* begin *

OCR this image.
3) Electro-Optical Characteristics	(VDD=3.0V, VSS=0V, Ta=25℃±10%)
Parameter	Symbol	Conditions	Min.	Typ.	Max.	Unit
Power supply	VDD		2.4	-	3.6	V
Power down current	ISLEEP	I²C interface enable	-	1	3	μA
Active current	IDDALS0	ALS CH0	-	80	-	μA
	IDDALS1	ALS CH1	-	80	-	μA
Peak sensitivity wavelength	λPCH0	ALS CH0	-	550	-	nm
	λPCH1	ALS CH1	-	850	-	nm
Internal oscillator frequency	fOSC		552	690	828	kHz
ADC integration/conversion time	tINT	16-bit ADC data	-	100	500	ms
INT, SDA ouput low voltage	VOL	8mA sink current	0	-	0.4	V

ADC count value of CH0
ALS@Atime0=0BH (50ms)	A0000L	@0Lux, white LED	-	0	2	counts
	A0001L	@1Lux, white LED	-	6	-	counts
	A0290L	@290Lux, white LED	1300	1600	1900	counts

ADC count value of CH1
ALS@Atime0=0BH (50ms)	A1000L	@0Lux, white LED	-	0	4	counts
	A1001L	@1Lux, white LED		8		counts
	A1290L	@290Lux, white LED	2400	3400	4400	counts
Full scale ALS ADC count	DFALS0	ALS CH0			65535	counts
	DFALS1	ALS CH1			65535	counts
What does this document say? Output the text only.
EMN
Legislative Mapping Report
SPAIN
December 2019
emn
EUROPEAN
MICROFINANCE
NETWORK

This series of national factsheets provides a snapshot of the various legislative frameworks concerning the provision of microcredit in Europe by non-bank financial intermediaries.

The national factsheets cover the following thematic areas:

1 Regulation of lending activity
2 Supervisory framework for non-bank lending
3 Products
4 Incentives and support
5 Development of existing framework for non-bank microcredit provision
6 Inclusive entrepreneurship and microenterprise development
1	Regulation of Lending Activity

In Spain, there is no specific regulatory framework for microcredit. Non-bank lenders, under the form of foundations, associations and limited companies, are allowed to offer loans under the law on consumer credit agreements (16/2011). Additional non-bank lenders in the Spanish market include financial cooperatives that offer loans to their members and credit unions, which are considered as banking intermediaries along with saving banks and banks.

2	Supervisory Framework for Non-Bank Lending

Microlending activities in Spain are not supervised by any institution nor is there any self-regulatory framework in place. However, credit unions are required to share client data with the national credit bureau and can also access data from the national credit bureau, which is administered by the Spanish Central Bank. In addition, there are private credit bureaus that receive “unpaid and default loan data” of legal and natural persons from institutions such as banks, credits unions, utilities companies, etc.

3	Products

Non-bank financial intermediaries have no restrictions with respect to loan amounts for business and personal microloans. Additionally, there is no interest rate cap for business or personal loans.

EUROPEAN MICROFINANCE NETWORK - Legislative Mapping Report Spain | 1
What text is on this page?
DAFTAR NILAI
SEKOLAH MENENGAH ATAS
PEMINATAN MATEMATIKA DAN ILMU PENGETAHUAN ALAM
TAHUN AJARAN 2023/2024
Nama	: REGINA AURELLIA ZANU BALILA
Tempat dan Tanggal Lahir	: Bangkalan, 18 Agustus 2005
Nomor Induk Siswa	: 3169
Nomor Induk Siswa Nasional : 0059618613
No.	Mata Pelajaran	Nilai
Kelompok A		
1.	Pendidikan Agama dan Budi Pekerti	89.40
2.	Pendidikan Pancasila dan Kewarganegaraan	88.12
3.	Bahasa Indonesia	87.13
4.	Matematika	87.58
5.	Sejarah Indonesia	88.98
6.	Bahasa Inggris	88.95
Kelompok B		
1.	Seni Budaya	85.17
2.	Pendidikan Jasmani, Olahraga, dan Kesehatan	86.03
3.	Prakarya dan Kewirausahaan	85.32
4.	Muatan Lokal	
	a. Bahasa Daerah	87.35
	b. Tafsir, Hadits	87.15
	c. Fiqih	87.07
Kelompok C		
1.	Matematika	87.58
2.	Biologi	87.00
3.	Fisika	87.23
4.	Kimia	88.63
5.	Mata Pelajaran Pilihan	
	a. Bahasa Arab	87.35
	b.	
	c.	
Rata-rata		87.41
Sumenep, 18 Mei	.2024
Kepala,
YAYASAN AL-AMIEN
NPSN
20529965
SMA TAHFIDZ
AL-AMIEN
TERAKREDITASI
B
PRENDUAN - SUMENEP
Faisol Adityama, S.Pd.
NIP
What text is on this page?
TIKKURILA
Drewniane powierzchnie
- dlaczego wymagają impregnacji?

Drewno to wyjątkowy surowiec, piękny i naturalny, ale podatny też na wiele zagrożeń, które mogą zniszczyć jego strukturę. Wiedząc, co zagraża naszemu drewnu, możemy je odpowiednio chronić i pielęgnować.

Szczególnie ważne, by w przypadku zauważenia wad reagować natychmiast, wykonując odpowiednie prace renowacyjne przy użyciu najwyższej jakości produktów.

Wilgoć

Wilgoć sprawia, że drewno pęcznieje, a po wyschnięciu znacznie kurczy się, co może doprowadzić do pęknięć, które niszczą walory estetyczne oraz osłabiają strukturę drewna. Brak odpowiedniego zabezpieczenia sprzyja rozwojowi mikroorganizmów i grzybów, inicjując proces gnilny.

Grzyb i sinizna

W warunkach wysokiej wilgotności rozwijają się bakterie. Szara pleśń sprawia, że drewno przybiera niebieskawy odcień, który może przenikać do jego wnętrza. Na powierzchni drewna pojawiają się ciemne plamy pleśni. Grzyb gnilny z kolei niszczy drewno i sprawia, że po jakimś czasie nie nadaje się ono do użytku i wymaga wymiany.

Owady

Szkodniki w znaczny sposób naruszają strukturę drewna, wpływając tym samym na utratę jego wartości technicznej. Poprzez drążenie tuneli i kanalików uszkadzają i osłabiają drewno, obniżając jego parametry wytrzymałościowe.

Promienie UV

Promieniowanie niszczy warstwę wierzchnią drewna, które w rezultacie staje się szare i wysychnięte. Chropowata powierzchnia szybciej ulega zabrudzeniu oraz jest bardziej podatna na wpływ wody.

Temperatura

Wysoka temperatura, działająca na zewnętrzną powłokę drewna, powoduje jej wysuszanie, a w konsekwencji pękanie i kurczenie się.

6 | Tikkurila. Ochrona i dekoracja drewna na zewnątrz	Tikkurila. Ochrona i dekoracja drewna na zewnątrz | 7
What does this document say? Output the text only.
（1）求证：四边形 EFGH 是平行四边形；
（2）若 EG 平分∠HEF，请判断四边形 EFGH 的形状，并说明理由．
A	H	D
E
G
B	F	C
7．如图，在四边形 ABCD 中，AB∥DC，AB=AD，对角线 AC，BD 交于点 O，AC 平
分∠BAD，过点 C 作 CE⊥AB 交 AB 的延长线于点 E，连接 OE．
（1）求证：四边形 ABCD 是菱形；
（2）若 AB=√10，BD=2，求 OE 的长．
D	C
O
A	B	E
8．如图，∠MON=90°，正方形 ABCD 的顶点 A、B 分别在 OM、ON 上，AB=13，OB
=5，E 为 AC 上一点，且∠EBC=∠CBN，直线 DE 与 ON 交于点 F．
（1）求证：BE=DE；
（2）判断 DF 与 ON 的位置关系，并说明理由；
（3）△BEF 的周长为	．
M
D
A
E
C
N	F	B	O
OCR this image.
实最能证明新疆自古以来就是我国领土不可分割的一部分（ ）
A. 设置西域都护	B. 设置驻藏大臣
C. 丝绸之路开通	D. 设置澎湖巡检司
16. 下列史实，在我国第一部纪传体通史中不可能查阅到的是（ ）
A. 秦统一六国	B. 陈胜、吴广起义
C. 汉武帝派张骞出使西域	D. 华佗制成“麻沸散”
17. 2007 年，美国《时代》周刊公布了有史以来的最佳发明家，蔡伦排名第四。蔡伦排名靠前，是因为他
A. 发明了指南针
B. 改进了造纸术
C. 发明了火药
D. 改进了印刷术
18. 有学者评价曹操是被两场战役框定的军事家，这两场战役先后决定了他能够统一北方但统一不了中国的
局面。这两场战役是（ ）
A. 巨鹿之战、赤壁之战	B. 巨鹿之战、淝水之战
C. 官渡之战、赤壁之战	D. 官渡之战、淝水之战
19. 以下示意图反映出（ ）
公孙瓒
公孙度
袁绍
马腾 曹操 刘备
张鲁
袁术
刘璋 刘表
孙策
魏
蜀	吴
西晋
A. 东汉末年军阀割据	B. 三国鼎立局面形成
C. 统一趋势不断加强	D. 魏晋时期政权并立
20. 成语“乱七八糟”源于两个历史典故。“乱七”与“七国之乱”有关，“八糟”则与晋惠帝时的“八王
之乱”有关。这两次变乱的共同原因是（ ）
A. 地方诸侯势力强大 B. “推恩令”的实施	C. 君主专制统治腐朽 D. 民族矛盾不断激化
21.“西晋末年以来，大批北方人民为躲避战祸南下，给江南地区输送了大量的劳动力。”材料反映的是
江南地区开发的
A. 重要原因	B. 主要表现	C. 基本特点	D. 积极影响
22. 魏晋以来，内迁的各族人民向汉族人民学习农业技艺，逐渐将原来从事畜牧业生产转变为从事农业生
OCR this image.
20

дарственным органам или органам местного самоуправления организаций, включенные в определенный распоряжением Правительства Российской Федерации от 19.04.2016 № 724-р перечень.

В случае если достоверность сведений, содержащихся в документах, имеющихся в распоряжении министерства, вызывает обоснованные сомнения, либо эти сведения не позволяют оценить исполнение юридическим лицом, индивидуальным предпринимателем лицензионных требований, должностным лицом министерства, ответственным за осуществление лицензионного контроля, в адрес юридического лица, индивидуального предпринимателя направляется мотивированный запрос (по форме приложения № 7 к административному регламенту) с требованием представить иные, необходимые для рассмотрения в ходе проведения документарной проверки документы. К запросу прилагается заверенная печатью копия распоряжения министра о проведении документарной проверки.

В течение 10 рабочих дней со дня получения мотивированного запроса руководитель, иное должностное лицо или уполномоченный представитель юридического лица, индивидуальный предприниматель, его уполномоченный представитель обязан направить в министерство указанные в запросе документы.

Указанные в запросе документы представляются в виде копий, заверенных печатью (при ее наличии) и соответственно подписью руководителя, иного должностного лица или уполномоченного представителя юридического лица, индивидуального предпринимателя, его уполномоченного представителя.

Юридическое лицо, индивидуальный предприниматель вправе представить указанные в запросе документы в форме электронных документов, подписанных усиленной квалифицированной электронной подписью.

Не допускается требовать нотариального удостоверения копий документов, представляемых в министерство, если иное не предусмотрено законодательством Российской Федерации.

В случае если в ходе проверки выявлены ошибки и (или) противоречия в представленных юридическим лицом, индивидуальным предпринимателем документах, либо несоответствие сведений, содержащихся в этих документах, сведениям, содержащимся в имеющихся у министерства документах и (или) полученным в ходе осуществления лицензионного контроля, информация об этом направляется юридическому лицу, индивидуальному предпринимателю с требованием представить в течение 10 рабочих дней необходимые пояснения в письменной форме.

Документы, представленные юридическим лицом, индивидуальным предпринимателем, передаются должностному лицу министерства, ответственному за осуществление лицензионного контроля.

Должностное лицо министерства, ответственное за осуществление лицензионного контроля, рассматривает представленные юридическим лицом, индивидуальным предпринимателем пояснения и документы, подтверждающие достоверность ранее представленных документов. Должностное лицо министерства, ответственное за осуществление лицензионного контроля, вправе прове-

* end *

| Prompt |
Show every line from the entries above in which "Report" appears.

| Written solution |
Legislative Mapping Report
EUROPEAN MICROFINANCE NETWORK - Legislative Mapping Report Spain | 1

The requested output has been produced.